## EXERCISE TASK
Every record below should be written out exactly; pictures stay out.

## EXTRACTED RECORDS
====================

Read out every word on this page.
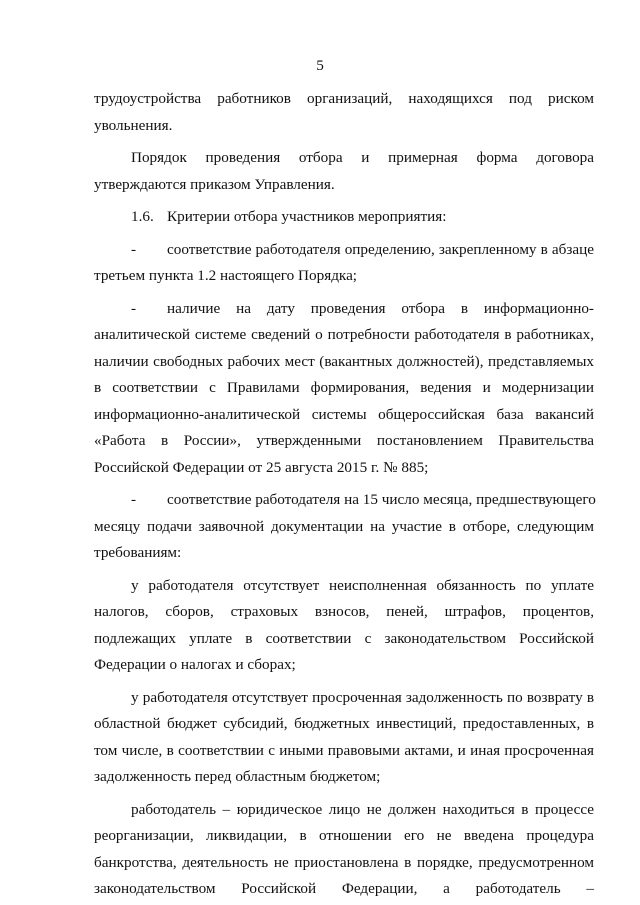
5
трудоустройства работников организаций, находящихся под риском
увольнения.
Порядок проведения отбора и примерная форма договора
утверждаются приказом Управления.
1.6. Критерии отбора участников мероприятия:
- соответствие работодателя определению, закрепленному в абзаце
третьем пункта 1.2 настоящего Порядка;
- наличие на дату проведения отбора в информационно-
аналитической системе сведений о потребности работодателя в работниках,
наличии свободных рабочих мест (вакантных должностей), представляемых
в соответствии с Правилами формирования, ведения и модернизации
информационно-аналитической системы общероссийская база вакансий
«Работа в России», утвержденными постановлением Правительства
Российской Федерации от 25 августа 2015 г. № 885;
- соответствие работодателя на 15 число месяца, предшествующего
месяцу подачи заявочной документации на участие в отборе, следующим
требованиям:
у работодателя отсутствует неисполненная обязанность по уплате
налогов, сборов, страховых взносов, пеней, штрафов, процентов,
подлежащих уплате в соответствии с законодательством Российской
Федерации о налогах и сборах;
у работодателя отсутствует просроченная задолженность по возврату в
областной бюджет субсидий, бюджетных инвестиций, предоставленных, в
том числе, в соответствии с иными правовыми актами, и иная просроченная
задолженность перед областным бюджетом;
работодатель – юридическое лицо не должен находиться в процессе
реорганизации, ликвидации, в отношении его не введена процедура
банкротства, деятельность не приостановлена в порядке, предусмотренном
законодательством Российской Федерации, а работодатель –
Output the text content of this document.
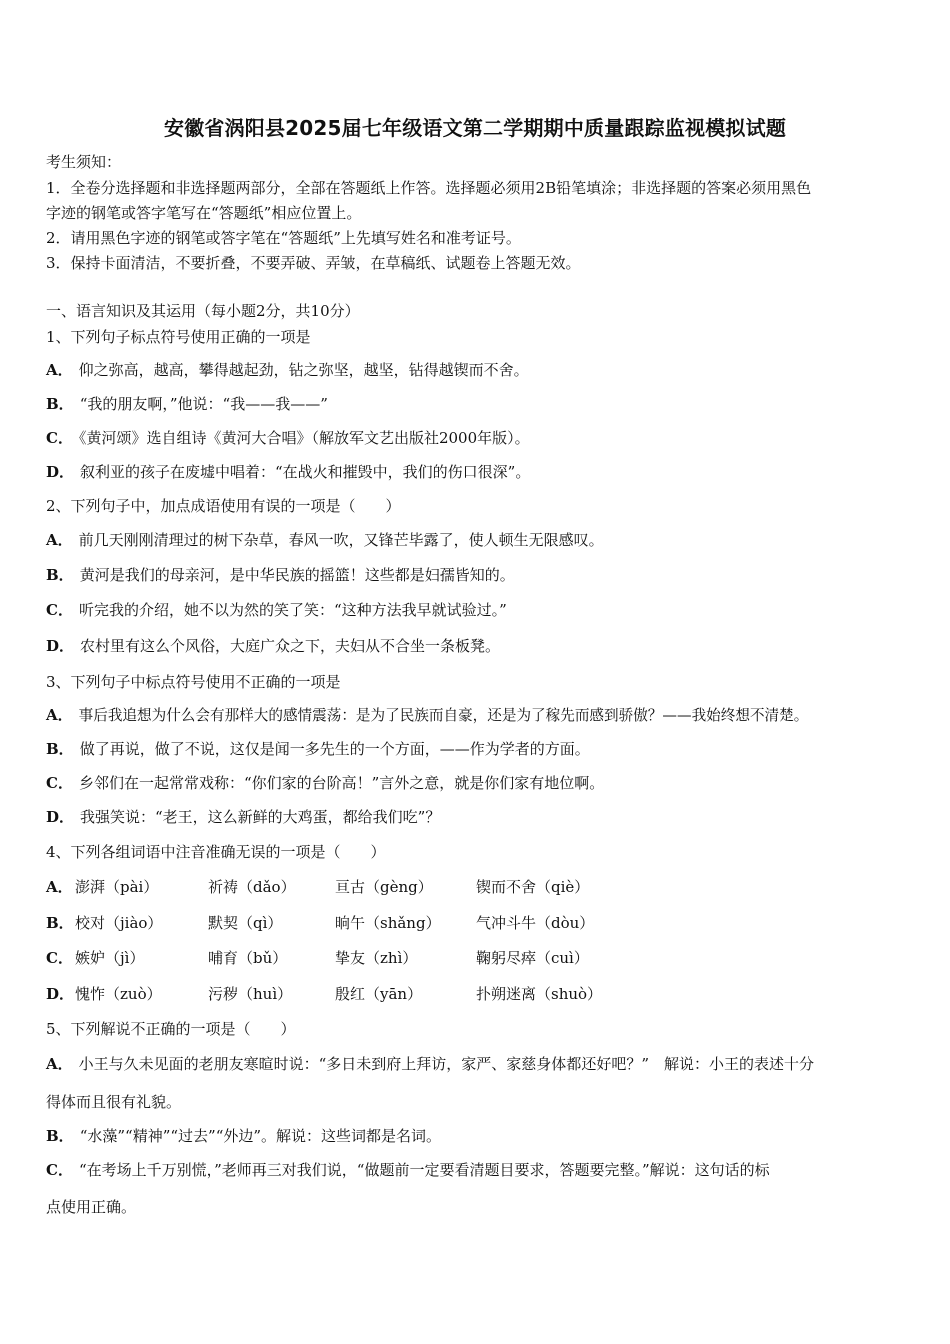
安徽省涡阳县2025届七年级语文第二学期期中质量跟踪监视模拟试题
考生须知：
1．全卷分选择题和非选择题两部分，全部在答题纸上作答。选择题必须用2B铅笔填涂；非选择题的答案必须用黑色
字迹的钢笔或答字笔写在“答题纸”相应位置上。
2．请用黑色字迹的钢笔或答字笔在“答题纸”上先填写姓名和准考证号。
3．保持卡面清洁，不要折叠，不要弄破、弄皱，在草稿纸、试题卷上答题无效。
一、语言知识及其运用（每小题2分，共10分）
1、下列句子标点符号使用正确的一项是
A． 仰之弥高，越高，攀得越起劲，钻之弥坚，越坚，钻得越锲而不舍。
B． “我的朋友啊，”他说：“我——我——”
C． 《黄河颂》选自组诗《黄河大合唱》（解放军文艺出版社2000年版）。
D． 叙利亚的孩子在废墟中唱着：“在战火和摧毁中，我们的伤口很深”。
2、下列句子中，加点成语使用有误的一项是（　　）
A． 前几天刚刚清理过的树下杂草，春风一吹，又锋芒毕露了，使人顿生无限感叹。
B． 黄河是我们的母亲河，是中华民族的摇篮！这些都是妇孺皆知的。
C． 听完我的介绍，她不以为然的笑了笑：“这种方法我早就试验过。”
D． 农村里有这么个风俗，大庭广众之下，夫妇从不合坐一条板凳。
3、下列句子中标点符号使用不正确的一项是
A． 事后我追想为什么会有那样大的感情震荡：是为了民族而自豪，还是为了稼先而感到骄傲？——我始终想不清楚。
B． 做了再说，做了不说，这仅是闻一多先生的一个方面，——作为学者的方面。
C． 乡邻们在一起常常戏称：“你们家的台阶高！”言外之意，就是你们家有地位啊。
D． 我强笑说：“老王，这么新鲜的大鸡蛋，都给我们吃”？
4、下列各组词语中注音准确无误的一项是（　　）
A． 澎湃（pài）	祈祷（dǎo）	亘古（gèng）	锲而不舍（qiè）
B． 校对（jiào）	默契（qì）	晌午（shǎng） 气冲斗牛（dòu）
C． 嫉妒（jì）	哺育（bǔ）	挚友（zhì）	鞠躬尽瘁（cuì）
D． 愧怍（zuò）	污秽（huì）	殷红（yān）	扑朔迷离（shuò）
5、下列解说不正确的一项是（　　）
A． 小王与久未见面的老朋友寒暄时说：“多日未到府上拜访，家严、家慈身体都还好吧？”　解说：小王的表述十分
得体而且很有礼貌。
B． “水藻”“精神”“过去”“外边”。解说：这些词都是名词。
C． “在考场上千万别慌，”老师再三对我们说，“做题前一定要看清题目要求，答题要完整。”解说：这句话的标
点使用正确。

====================

## EXERCISE SOLUTION
Read out every word on this page.
5
трудоустройства работников организаций, находящихся под риском
увольнения.
Порядок проведения отбора и примерная форма договора
утверждаются приказом Управления.
1.6. Критерии отбора участников мероприятия:
- соответствие работодателя определению, закрепленному в абзаце
третьем пункта 1.2 настоящего Порядка;
- наличие на дату проведения отбора в информационно-
аналитической системе сведений о потребности работодателя в работниках,
наличии свободных рабочих мест (вакантных должностей), представляемых
в соответствии с Правилами формирования, ведения и модернизации
информационно-аналитической системы общероссийская база вакансий
«Работа в России», утвержденными постановлением Правительства
Российской Федерации от 25 августа 2015 г. № 885;
- соответствие работодателя на 15 число месяца, предшествующего
месяцу подачи заявочной документации на участие в отборе, следующим
требованиям:
у работодателя отсутствует неисполненная обязанность по уплате
налогов, сборов, страховых взносов, пеней, штрафов, процентов,
подлежащих уплате в соответствии с законодательством Российской
Федерации о налогах и сборах;
у работодателя отсутствует просроченная задолженность по возврату в
областной бюджет субсидий, бюджетных инвестиций, предоставленных, в
том числе, в соответствии с иными правовыми актами, и иная просроченная
задолженность перед областным бюджетом;
работодатель – юридическое лицо не должен находиться в процессе
реорганизации, ликвидации, в отношении его не введена процедура
банкротства, деятельность не приостановлена в порядке, предусмотренном
законодательством Российской Федерации, а работодатель –
Output the text content of this document.
安徽省涡阳县2025届七年级语文第二学期期中质量跟踪监视模拟试题
考生须知：
1．全卷分选择题和非选择题两部分，全部在答题纸上作答。选择题必须用2B铅笔填涂；非选择题的答案必须用黑色
字迹的钢笔或答字笔写在“答题纸”相应位置上。
2．请用黑色字迹的钢笔或答字笔在“答题纸”上先填写姓名和准考证号。
3．保持卡面清洁，不要折叠，不要弄破、弄皱，在草稿纸、试题卷上答题无效。
一、语言知识及其运用（每小题2分，共10分）
1、下列句子标点符号使用正确的一项是
A． 仰之弥高，越高，攀得越起劲，钻之弥坚，越坚，钻得越锲而不舍。
B． “我的朋友啊，”他说：“我——我——”
C． 《黄河颂》选自组诗《黄河大合唱》（解放军文艺出版社2000年版）。
D． 叙利亚的孩子在废墟中唱着：“在战火和摧毁中，我们的伤口很深”。
2、下列句子中，加点成语使用有误的一项是（　　）
A． 前几天刚刚清理过的树下杂草，春风一吹，又锋芒毕露了，使人顿生无限感叹。
B． 黄河是我们的母亲河，是中华民族的摇篮！这些都是妇孺皆知的。
C． 听完我的介绍，她不以为然的笑了笑：“这种方法我早就试验过。”
D． 农村里有这么个风俗，大庭广众之下，夫妇从不合坐一条板凳。
3、下列句子中标点符号使用不正确的一项是
A． 事后我追想为什么会有那样大的感情震荡：是为了民族而自豪，还是为了稼先而感到骄傲？——我始终想不清楚。
B． 做了再说，做了不说，这仅是闻一多先生的一个方面，——作为学者的方面。
C． 乡邻们在一起常常戏称：“你们家的台阶高！”言外之意，就是你们家有地位啊。
D． 我强笑说：“老王，这么新鲜的大鸡蛋，都给我们吃”？
4、下列各组词语中注音准确无误的一项是（　　）
A． 澎湃（pài）	祈祷（dǎo）	亘古（gèng）	锲而不舍（qiè）
B． 校对（jiào）	默契（qì）	晌午（shǎng） 气冲斗牛（dòu）
C． 嫉妒（jì）	哺育（bǔ）	挚友（zhì）	鞠躬尽瘁（cuì）
D． 愧怍（zuò）	污秽（huì）	殷红（yān）	扑朔迷离（shuò）
5、下列解说不正确的一项是（　　）
A． 小王与久未见面的老朋友寒暄时说：“多日未到府上拜访，家严、家慈身体都还好吧？”　解说：小王的表述十分
得体而且很有礼貌。
B． “水藻”“精神”“过去”“外边”。解说：这些词都是名词。
C． “在考场上千万别慌，”老师再三对我们说，“做题前一定要看清题目要求，答题要完整。”解说：这句话的标
点使用正确。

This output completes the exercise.